[START OF Exercise data]

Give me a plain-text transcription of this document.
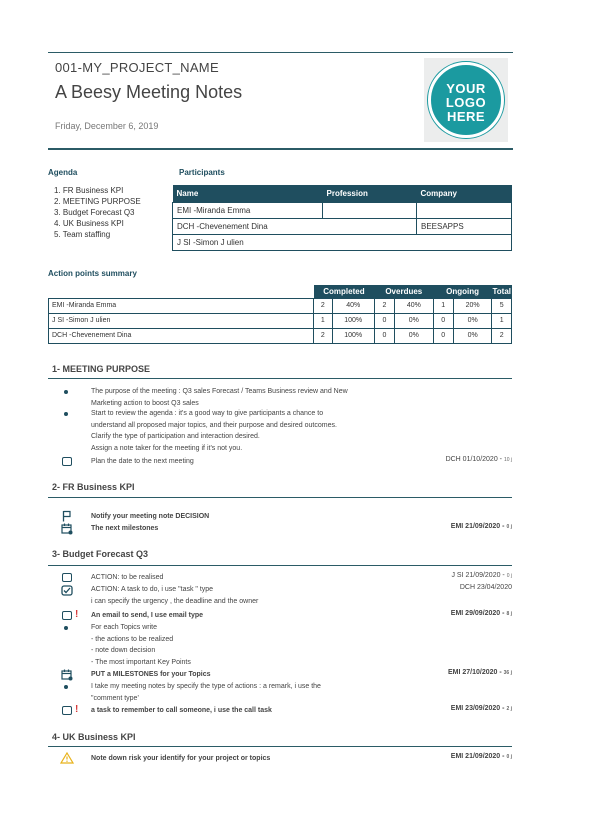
001-MY_PROJECT_NAME
A Beesy Meeting Notes
Friday, December 6, 2019
YOUR
LOGO
HERE
Agenda
1. FR Business KPI
2. MEETING PURPOSE
3. Budget Forecast Q3
4. UK Business KPI
5. Team staffing
Participants
Name	Profession	Company
EMI -Miranda Emma		
DCH -Chevenement Dina		BEESAPPS
J SI -Simon J ulien		
Action points summary
	Completed		Overdues		Ongoing		Total
EMI -Miranda Emma	2	40%	2	40%	1	20%	5
J SI -Simon J ulien	1	100%	0	0%	0	0%	1
DCH -Chevenement Dina	2	100%	0	0%	0	0%	2
1- MEETING PURPOSE
The purpose of the meeting : Q3 sales Forecast / Teams Business review and New
Marketing action to boost Q3 sales
Start to review the agenda : it's a good way to give participants a chance to
understand all proposed major topics, and their purpose and desired outcomes.
Clarify the type of participation and interaction desired.
Assign a note taker for the meeting if it's not you.
Plan the date to the next meeting	DCH 01/10/2020 - 10 j
2- FR Business KPI
Notify your meeting note DECISION
The next milestones	EMI 21/09/2020 - 0 j
3- Budget Forecast Q3
ACTION: to be realised	J SI 21/09/2020 - 0 j
ACTION: A task to do, i use "task " type
i can specify the urgency , the deadline and the owner
DCH 23/04/2020
! An email to send, I use email type	EMI 29/09/2020 - 8 j
For each Topics write
- the actions to be realized
- note down decision
- The most important Key Points
PUT a MILESTONES for your Topics	EMI 27/10/2020 - 36 j
I take my meeting notes by specify the type of actions : a remark, i use the
"comment type'
! a task to remember to call someone, i use the call task	EMI 23/09/2020 - 2 j
4- UK Business KPI
Note down risk your identify for your project or topics	EMI 21/09/2020 - 0 j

[END OF Exercise data]

* _Task details_:
Scan the material above. Copy each line where "desired" occurs.

* _Full output_:
understand all proposed major topics, and their purpose and desired outcomes.
Clarify the type of participation and interaction desired.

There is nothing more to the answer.